- **SHORT TASK**:
Give as output the line that contains "What data populates", followed by every remaining line of the entries, unchanged and with nothing added.

Saved data entries:
########

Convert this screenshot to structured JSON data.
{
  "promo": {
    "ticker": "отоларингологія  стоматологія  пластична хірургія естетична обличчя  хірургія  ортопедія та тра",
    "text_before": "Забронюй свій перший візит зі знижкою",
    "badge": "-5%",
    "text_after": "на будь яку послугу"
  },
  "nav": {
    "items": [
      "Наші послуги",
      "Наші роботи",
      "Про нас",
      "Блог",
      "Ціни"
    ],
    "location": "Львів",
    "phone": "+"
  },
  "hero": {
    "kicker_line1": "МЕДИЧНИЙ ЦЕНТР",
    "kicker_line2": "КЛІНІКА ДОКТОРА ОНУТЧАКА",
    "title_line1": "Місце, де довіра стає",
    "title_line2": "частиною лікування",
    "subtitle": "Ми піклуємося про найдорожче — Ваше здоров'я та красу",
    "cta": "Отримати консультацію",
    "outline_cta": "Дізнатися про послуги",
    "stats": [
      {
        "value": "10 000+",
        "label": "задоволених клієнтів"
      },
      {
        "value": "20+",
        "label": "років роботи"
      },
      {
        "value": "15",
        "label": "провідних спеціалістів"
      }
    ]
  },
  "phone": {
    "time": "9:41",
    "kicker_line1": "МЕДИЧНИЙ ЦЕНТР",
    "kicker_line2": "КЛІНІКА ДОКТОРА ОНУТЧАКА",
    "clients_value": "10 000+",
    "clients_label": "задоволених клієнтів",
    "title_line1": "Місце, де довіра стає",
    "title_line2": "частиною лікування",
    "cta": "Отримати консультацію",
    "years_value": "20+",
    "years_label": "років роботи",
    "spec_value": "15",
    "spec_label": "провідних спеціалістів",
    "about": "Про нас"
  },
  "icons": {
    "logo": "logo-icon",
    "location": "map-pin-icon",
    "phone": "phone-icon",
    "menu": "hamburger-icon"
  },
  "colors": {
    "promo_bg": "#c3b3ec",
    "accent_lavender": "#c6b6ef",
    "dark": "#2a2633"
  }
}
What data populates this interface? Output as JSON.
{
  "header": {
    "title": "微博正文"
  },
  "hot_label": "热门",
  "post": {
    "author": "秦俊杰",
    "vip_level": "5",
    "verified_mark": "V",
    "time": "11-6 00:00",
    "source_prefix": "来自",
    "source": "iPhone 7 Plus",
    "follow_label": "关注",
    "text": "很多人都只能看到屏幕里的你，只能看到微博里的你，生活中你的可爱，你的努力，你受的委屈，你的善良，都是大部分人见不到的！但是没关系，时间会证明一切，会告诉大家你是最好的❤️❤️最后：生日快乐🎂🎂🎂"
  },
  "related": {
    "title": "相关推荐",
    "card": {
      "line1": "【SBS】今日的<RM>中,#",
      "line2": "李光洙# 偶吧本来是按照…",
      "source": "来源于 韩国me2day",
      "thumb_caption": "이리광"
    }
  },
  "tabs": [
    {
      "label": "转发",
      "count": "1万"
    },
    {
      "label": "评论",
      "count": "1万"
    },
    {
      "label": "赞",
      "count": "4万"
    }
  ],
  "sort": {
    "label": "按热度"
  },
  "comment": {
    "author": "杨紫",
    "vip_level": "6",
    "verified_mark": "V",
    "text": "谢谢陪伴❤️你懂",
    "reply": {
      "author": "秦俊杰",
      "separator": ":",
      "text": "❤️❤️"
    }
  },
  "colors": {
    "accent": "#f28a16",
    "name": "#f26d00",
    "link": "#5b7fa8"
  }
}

########

- **WORKED ANSWER**:
What data populates this interface? Output as JSON.
{
  "header": {
    "title": "微博正文"
  },
  "hot_label": "热门",
  "post": {
    "author": "秦俊杰",
    "vip_level": "5",
    "verified_mark": "V",
    "time": "11-6 00:00",
    "source_prefix": "来自",
    "source": "iPhone 7 Plus",
    "follow_label": "关注",
    "text": "很多人都只能看到屏幕里的你，只能看到微博里的你，生活中你的可爱，你的努力，你受的委屈，你的善良，都是大部分人见不到的！但是没关系，时间会证明一切，会告诉大家你是最好的❤️❤️最后：生日快乐🎂🎂🎂"
  },
  "related": {
    "title": "相关推荐",
    "card": {
      "line1": "【SBS】今日的<RM>中,#",
      "line2": "李光洙# 偶吧本来是按照…",
      "source": "来源于 韩国me2day",
      "thumb_caption": "이리광"
    }
  },
  "tabs": [
    {
      "label": "转发",
      "count": "1万"
    },
    {
      "label": "评论",
      "count": "1万"
    },
    {
      "label": "赞",
      "count": "4万"
    }
  ],
  "sort": {
    "label": "按热度"
  },
  "comment": {
    "author": "杨紫",
    "vip_level": "6",
    "verified_mark": "V",
    "text": "谢谢陪伴❤️你懂",
    "reply": {
      "author": "秦俊杰",
      "separator": ":",
      "text": "❤️❤️"
    }
  },
  "colors": {
    "accent": "#f28a16",
    "name": "#f26d00",
    "link": "#5b7fa8"
  }
}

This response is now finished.